PROBLEM TO SOLVE ::
Collect every line of the records below that contains the word "document".

--- Begin ---

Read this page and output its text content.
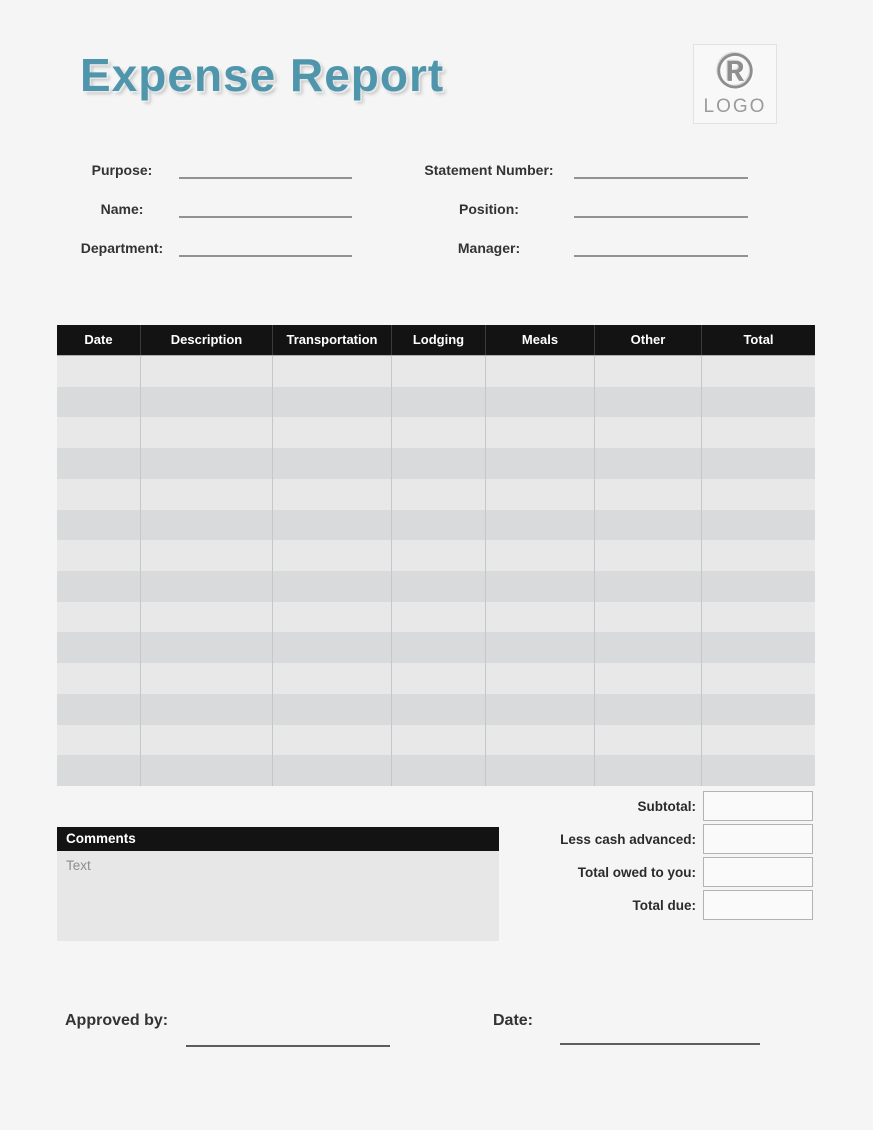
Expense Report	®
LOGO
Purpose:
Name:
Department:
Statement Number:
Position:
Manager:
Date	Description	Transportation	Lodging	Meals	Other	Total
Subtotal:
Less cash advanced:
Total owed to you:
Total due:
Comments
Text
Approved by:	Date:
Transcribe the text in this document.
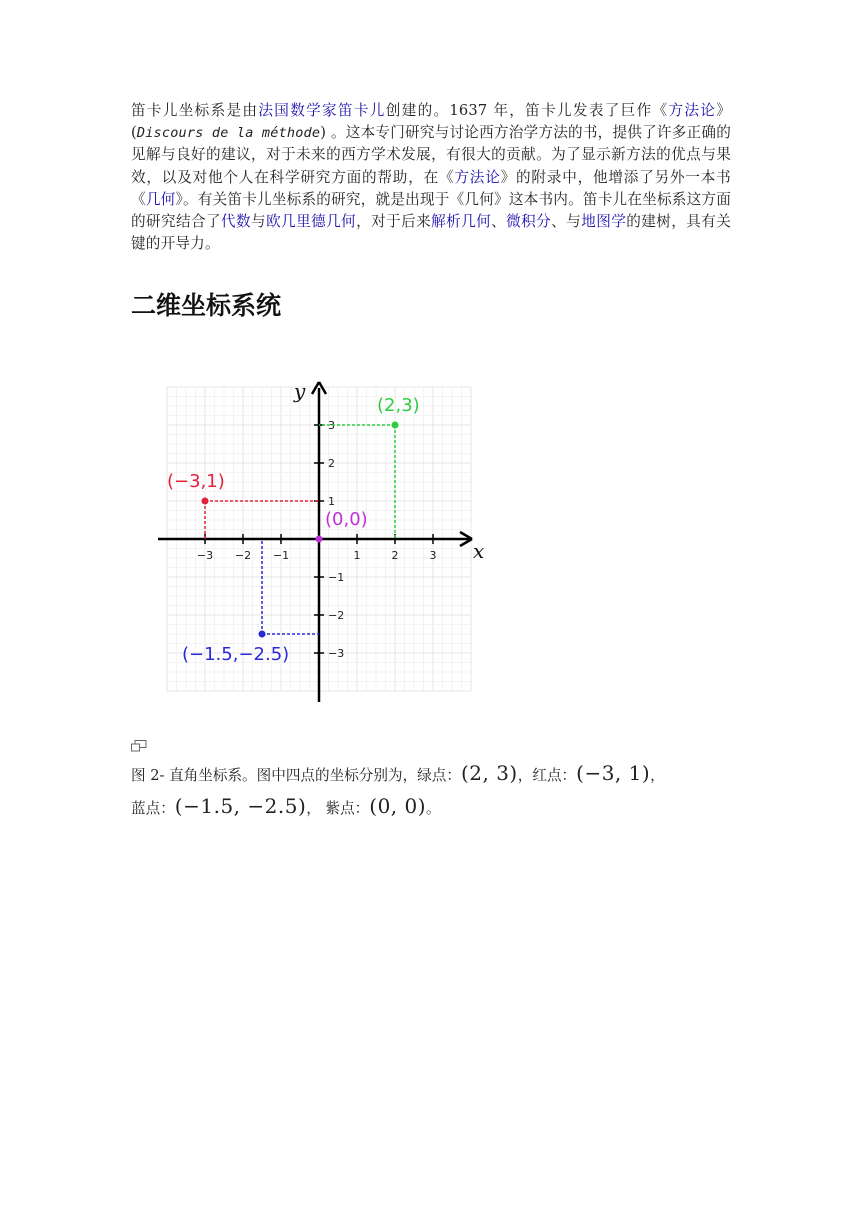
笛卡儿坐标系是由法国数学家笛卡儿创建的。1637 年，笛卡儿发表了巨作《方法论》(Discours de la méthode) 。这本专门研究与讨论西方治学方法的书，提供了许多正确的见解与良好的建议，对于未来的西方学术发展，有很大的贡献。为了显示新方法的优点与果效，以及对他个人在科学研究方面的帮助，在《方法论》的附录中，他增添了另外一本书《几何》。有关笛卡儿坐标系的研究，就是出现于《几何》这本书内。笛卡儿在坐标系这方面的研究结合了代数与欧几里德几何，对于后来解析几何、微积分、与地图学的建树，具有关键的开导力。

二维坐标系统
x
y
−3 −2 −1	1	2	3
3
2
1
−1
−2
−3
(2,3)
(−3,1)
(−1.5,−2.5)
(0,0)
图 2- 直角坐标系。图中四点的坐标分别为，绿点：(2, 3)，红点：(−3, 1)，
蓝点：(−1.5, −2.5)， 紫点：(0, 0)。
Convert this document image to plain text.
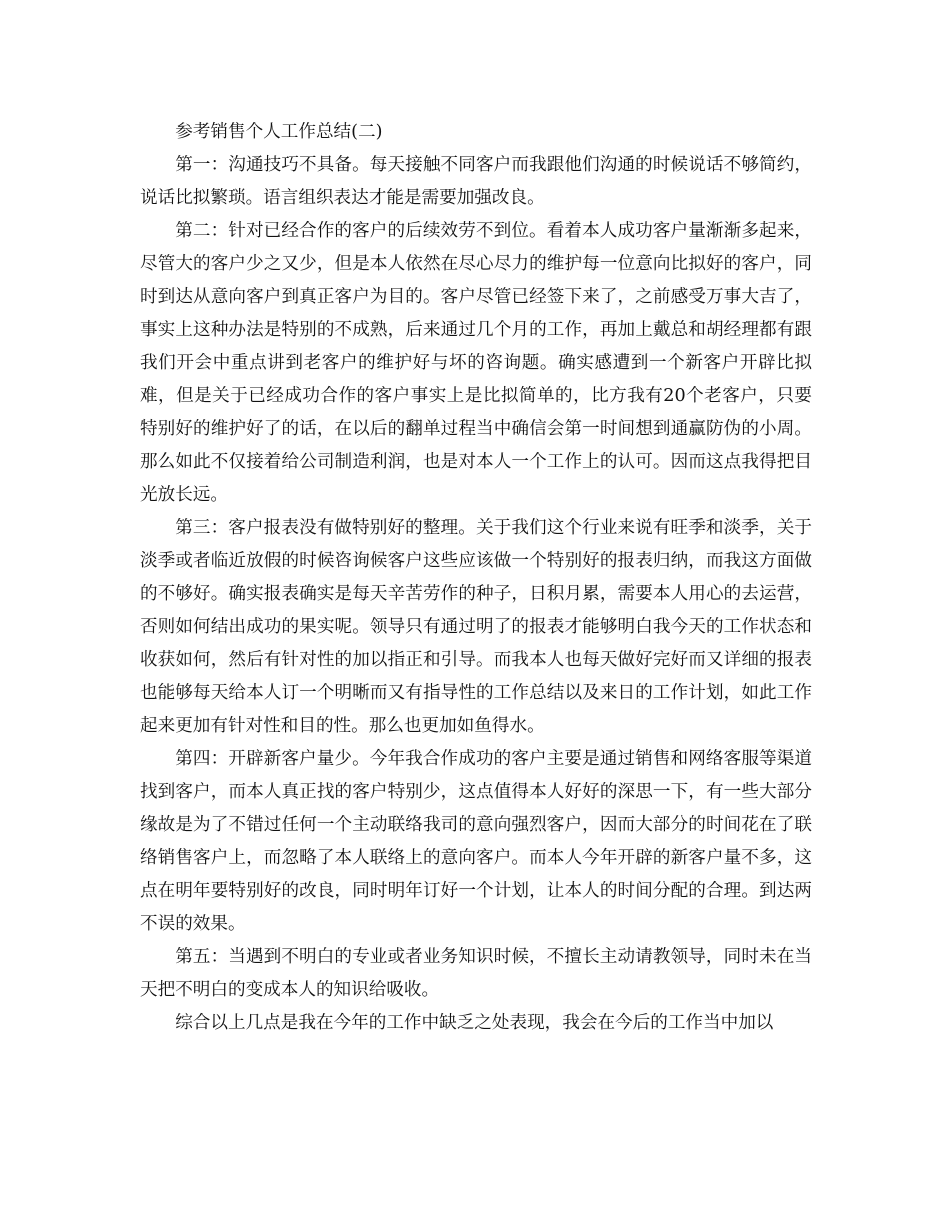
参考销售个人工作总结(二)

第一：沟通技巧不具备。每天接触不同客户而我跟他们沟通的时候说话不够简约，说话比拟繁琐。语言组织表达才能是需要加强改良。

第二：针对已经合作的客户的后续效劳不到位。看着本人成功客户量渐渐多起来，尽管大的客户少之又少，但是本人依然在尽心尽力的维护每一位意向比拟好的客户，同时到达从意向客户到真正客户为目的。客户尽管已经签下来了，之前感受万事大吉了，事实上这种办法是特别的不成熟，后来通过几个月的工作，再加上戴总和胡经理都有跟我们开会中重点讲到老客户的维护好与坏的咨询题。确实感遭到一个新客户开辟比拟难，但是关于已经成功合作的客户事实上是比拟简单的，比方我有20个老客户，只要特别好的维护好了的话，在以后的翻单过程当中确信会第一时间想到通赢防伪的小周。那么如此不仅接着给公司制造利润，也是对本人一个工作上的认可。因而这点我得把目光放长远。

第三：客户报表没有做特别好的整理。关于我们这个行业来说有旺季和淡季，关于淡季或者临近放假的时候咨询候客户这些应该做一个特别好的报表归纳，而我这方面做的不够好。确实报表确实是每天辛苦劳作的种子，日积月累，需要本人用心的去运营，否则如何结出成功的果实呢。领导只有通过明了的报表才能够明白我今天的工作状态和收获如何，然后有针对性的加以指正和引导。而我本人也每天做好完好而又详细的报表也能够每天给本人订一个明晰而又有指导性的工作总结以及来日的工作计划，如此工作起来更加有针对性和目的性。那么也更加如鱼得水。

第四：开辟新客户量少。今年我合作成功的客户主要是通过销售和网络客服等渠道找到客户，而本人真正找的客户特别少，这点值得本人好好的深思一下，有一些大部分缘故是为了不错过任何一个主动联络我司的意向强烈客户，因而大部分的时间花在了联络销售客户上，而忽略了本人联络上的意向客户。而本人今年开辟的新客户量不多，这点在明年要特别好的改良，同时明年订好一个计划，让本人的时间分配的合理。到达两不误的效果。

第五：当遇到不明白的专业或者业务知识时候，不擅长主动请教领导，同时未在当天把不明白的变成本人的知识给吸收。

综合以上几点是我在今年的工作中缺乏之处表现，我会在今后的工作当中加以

--- End ---

ANSWER TO THIS EXERCISE ::
Transcribe the text in this document.
Convert this document image to plain text.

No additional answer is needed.